Items from a figure collection
□ □ □ □ □ □ □

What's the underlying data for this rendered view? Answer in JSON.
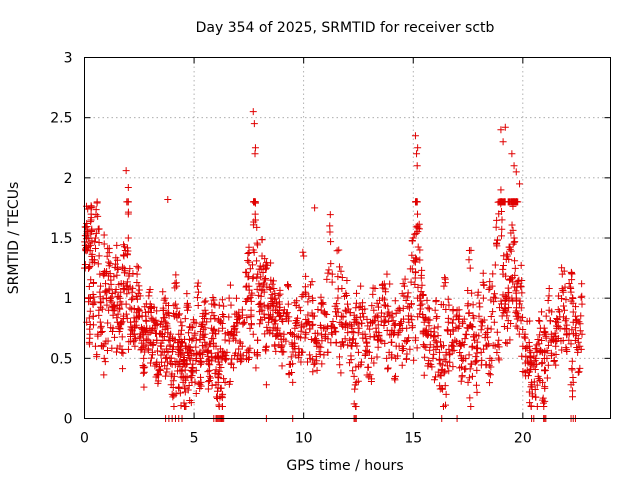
{
  "chart_data": {
    "type": "scatter",
    "title": "Day 354 of 2025, SRMTID for receiver sctb",
    "xlabel": "GPS time / hours",
    "ylabel": "SRMTID / TECUs",
    "xlim": [
      0,
      24
    ],
    "ylim": [
      0,
      3
    ],
    "xticks": [
      0,
      5,
      10,
      15,
      20
    ],
    "xtick_labels": [
      "0",
      "5",
      "10",
      "15",
      "20"
    ],
    "yticks": [
      0,
      0.5,
      1,
      1.5,
      2,
      2.5,
      3
    ],
    "ytick_labels": [
      "0",
      "0.5",
      "1",
      "1.5",
      "2",
      "2.5",
      "3"
    ],
    "grid": true,
    "marker": "+",
    "marker_color": "#e00000",
    "series": [
      {
        "name": "SRMTID",
        "x": [
          0.0,
          0.05,
          0.1,
          0.15,
          0.2,
          0.25,
          0.3,
          0.35,
          0.4,
          0.5,
          0.6,
          0.7,
          0.8,
          0.9,
          1.0,
          1.1,
          1.2,
          1.3,
          1.4,
          1.5,
          1.6,
          1.7,
          1.8,
          1.9,
          2.0,
          2.1,
          2.2,
          2.3,
          2.4,
          2.5,
          2.6,
          2.7,
          2.8,
          2.9,
          3.0,
          3.1,
          3.2,
          3.3,
          3.4,
          3.5,
          3.6,
          3.7,
          3.8,
          3.9,
          4.0,
          4.1,
          4.2,
          4.3,
          4.4,
          4.5,
          4.6,
          4.7,
          4.8,
          4.9,
          5.0,
          5.1,
          5.2,
          5.3,
          5.4,
          5.5,
          5.6,
          5.7,
          5.8,
          5.9,
          6.0,
          6.2,
          6.4,
          6.6,
          6.8,
          7.0,
          7.2,
          7.4,
          7.5,
          7.6,
          7.7,
          7.8,
          7.9,
          8.0,
          8.1,
          8.2,
          8.3,
          8.4,
          8.5,
          8.6,
          8.7,
          8.8,
          8.9,
          9.0,
          9.2,
          9.4,
          9.6,
          9.8,
          10.0,
          10.2,
          10.4,
          10.6,
          10.8,
          11.0,
          11.2,
          11.4,
          11.6,
          11.8,
          12.0,
          12.2,
          12.4,
          12.6,
          12.8,
          13.0,
          13.2,
          13.4,
          13.6,
          13.8,
          14.0,
          14.2,
          14.4,
          14.6,
          14.8,
          15.0,
          15.1,
          15.2,
          15.3,
          15.4,
          15.5,
          15.6,
          15.8,
          16.0,
          16.2,
          16.4,
          16.6,
          16.8,
          17.0,
          17.2,
          17.4,
          17.6,
          17.8,
          18.0,
          18.2,
          18.4,
          18.6,
          18.8,
          18.9,
          19.0,
          19.1,
          19.2,
          19.3,
          19.4,
          19.5,
          19.6,
          19.7,
          19.8,
          20.0,
          20.2,
          20.4,
          20.6,
          20.8,
          21.0,
          21.2,
          21.4,
          21.6,
          21.8,
          22.0,
          22.2,
          22.4,
          22.6,
          22.7,
          0.1,
          0.3,
          0.5,
          0.7,
          0.9,
          1.1,
          1.3,
          1.5,
          1.7,
          1.9,
          2.1,
          2.3,
          2.5,
          2.7,
          2.9,
          3.1,
          3.3,
          3.5,
          3.7,
          3.9,
          4.1,
          4.3,
          4.5,
          4.7,
          4.9,
          5.1,
          5.3,
          5.5,
          5.7,
          5.9,
          6.1,
          6.3,
          6.5,
          6.7,
          6.9,
          7.1,
          7.3,
          7.5,
          7.7,
          7.9,
          8.1,
          8.3,
          8.5,
          8.7,
          8.9,
          9.1,
          9.3,
          9.5,
          9.7,
          9.9,
          10.1,
          10.3,
          10.5,
          10.7,
          10.9,
          11.1,
          11.3,
          11.5,
          11.7,
          11.9,
          12.1,
          12.3,
          12.5,
          12.7,
          12.9,
          13.1,
          13.3,
          13.5,
          13.7,
          13.9,
          14.1,
          14.3,
          14.5,
          14.7,
          14.9,
          15.1,
          15.3,
          15.5,
          15.7,
          15.9,
          16.1,
          16.3,
          16.5,
          16.7,
          16.9,
          17.1,
          17.3,
          17.5,
          17.7,
          17.9,
          18.1,
          18.3,
          18.5,
          18.7,
          18.9,
          19.1,
          19.3,
          19.5,
          19.7,
          19.9,
          20.1,
          20.3,
          20.5,
          20.7,
          20.9,
          21.1,
          21.3,
          21.5,
          21.7,
          21.9,
          22.1,
          22.3,
          22.5,
          22.7,
          7.7,
          7.75,
          7.8,
          7.78,
          15.1,
          15.15,
          15.2,
          15.18,
          19.0,
          19.1,
          19.2,
          19.5,
          19.6,
          19.7,
          19.85,
          1.9,
          2.0,
          3.8,
          10.5,
          4.0,
          4.3,
          4.5,
          4.6,
          4.8,
          6.0,
          6.1,
          6.2,
          6.3,
          8.3,
          9.5,
          12.3,
          12.4,
          16.3,
          16.5,
          17.5,
          17.7,
          20.3,
          20.4,
          20.9,
          21.0,
          22.2,
          22.3
        ],
        "y": [
          1.25,
          1.4,
          1.62,
          1.55,
          1.0,
          0.7,
          1.75,
          1.3,
          0.85,
          1.5,
          1.68,
          1.2,
          0.6,
          1.45,
          1.0,
          1.3,
          1.15,
          0.9,
          1.05,
          1.25,
          0.75,
          0.95,
          1.35,
          1.1,
          1.5,
          0.8,
          1.0,
          0.65,
          1.2,
          0.9,
          0.75,
          0.6,
          0.85,
          0.7,
          0.95,
          0.55,
          0.8,
          0.65,
          0.4,
          0.7,
          0.9,
          0.5,
          0.75,
          0.6,
          0.45,
          0.85,
          1.1,
          0.55,
          0.7,
          0.35,
          0.6,
          0.9,
          0.5,
          0.3,
          0.8,
          0.65,
          1.05,
          0.45,
          0.7,
          0.9,
          0.55,
          0.4,
          0.75,
          0.95,
          0.6,
          0.8,
          0.5,
          1.0,
          0.7,
          0.85,
          0.6,
          1.1,
          1.3,
          0.9,
          1.4,
          1.65,
          1.2,
          0.95,
          1.35,
          1.05,
          1.25,
          0.8,
          1.15,
          0.9,
          1.0,
          0.7,
          0.95,
          0.6,
          0.85,
          0.45,
          0.75,
          0.55,
          1.35,
          0.8,
          1.0,
          0.6,
          0.9,
          0.7,
          1.55,
          0.75,
          1.4,
          0.85,
          0.95,
          0.6,
          0.8,
          1.1,
          0.7,
          0.55,
          0.9,
          0.65,
          1.0,
          1.2,
          0.7,
          0.5,
          0.9,
          1.1,
          0.8,
          1.5,
          1.3,
          1.6,
          1.4,
          0.95,
          0.6,
          0.7,
          0.45,
          0.9,
          0.55,
          1.1,
          0.8,
          0.6,
          0.9,
          0.5,
          0.7,
          1.25,
          0.65,
          0.85,
          1.0,
          0.75,
          1.1,
          1.45,
          1.7,
          1.9,
          1.2,
          0.95,
          1.35,
          1.15,
          1.8,
          1.5,
          1.0,
          0.85,
          0.6,
          0.4,
          0.3,
          0.5,
          0.75,
          0.55,
          0.9,
          0.65,
          0.8,
          1.2,
          0.7,
          1.05,
          0.85,
          0.6,
          0.95,
          0.8,
          1.65,
          0.6,
          1.05,
          0.5,
          0.9,
          0.75,
          0.8,
          0.55,
          0.95,
          0.7,
          0.6,
          0.85,
          0.5,
          0.65,
          0.75,
          0.45,
          0.6,
          0.8,
          0.5,
          0.35,
          0.7,
          0.45,
          0.55,
          0.65,
          0.4,
          0.5,
          0.7,
          0.35,
          0.6,
          0.5,
          0.75,
          0.55,
          0.45,
          0.65,
          0.5,
          0.8,
          0.55,
          0.7,
          0.65,
          0.9,
          0.6,
          1.0,
          0.75,
          0.85,
          0.7,
          0.95,
          0.6,
          0.8,
          0.55,
          0.7,
          0.5,
          0.65,
          0.6,
          0.75,
          0.55,
          0.7,
          0.85,
          0.6,
          0.9,
          0.65,
          0.8,
          0.55,
          0.7,
          0.6,
          0.5,
          0.75,
          0.65,
          0.8,
          0.55,
          0.7,
          0.9,
          0.6,
          0.75,
          0.85,
          0.65,
          1.0,
          0.8,
          0.7,
          0.5,
          0.6,
          0.4,
          0.55,
          0.7,
          0.65,
          0.85,
          0.5,
          0.75,
          0.6,
          0.4,
          0.55,
          0.7,
          0.5,
          0.8,
          0.65,
          0.9,
          0.75,
          1.0,
          0.85,
          1.1,
          0.7,
          0.6,
          0.45,
          0.35,
          0.55,
          0.5,
          0.7,
          0.6,
          0.75,
          0.9,
          0.65,
          0.8,
          0.55,
          0.7,
          2.55,
          2.45,
          2.25,
          2.2,
          2.35,
          2.2,
          2.25,
          2.1,
          2.4,
          2.3,
          2.42,
          2.2,
          2.1,
          2.05,
          1.95,
          2.06,
          1.92,
          1.82,
          1.75,
          0.2,
          0.25,
          0.3,
          0.22,
          0.15,
          0.28,
          0.3,
          0.25,
          0.2,
          0.28,
          0.3,
          0.35,
          0.3,
          0.25,
          0.2,
          0.3,
          0.35,
          0.22,
          0.28,
          0.3,
          0.25,
          0.28,
          0.3
        ],
        "zero_floor_x": [
          3.7,
          3.85,
          4.0,
          4.15,
          4.3,
          4.45,
          5.9,
          6.0,
          6.05,
          6.1,
          6.15,
          6.2,
          6.25,
          6.3,
          6.35,
          8.3,
          9.5,
          12.3,
          12.35,
          12.4,
          16.3,
          17.0,
          20.4,
          20.5,
          20.95,
          21.0,
          21.05,
          22.2,
          22.3,
          22.4
        ]
      }
    ]
  }
}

□ □ □ □ □ □ □

▶ [GOAL] Show all lines above holding "SRMTID".

▶ [RESPONSE BELOW]
    "title": "Day 354 of 2025, SRMTID for receiver sctb",
    "ylabel": "SRMTID / TECUs",
        "name": "SRMTID",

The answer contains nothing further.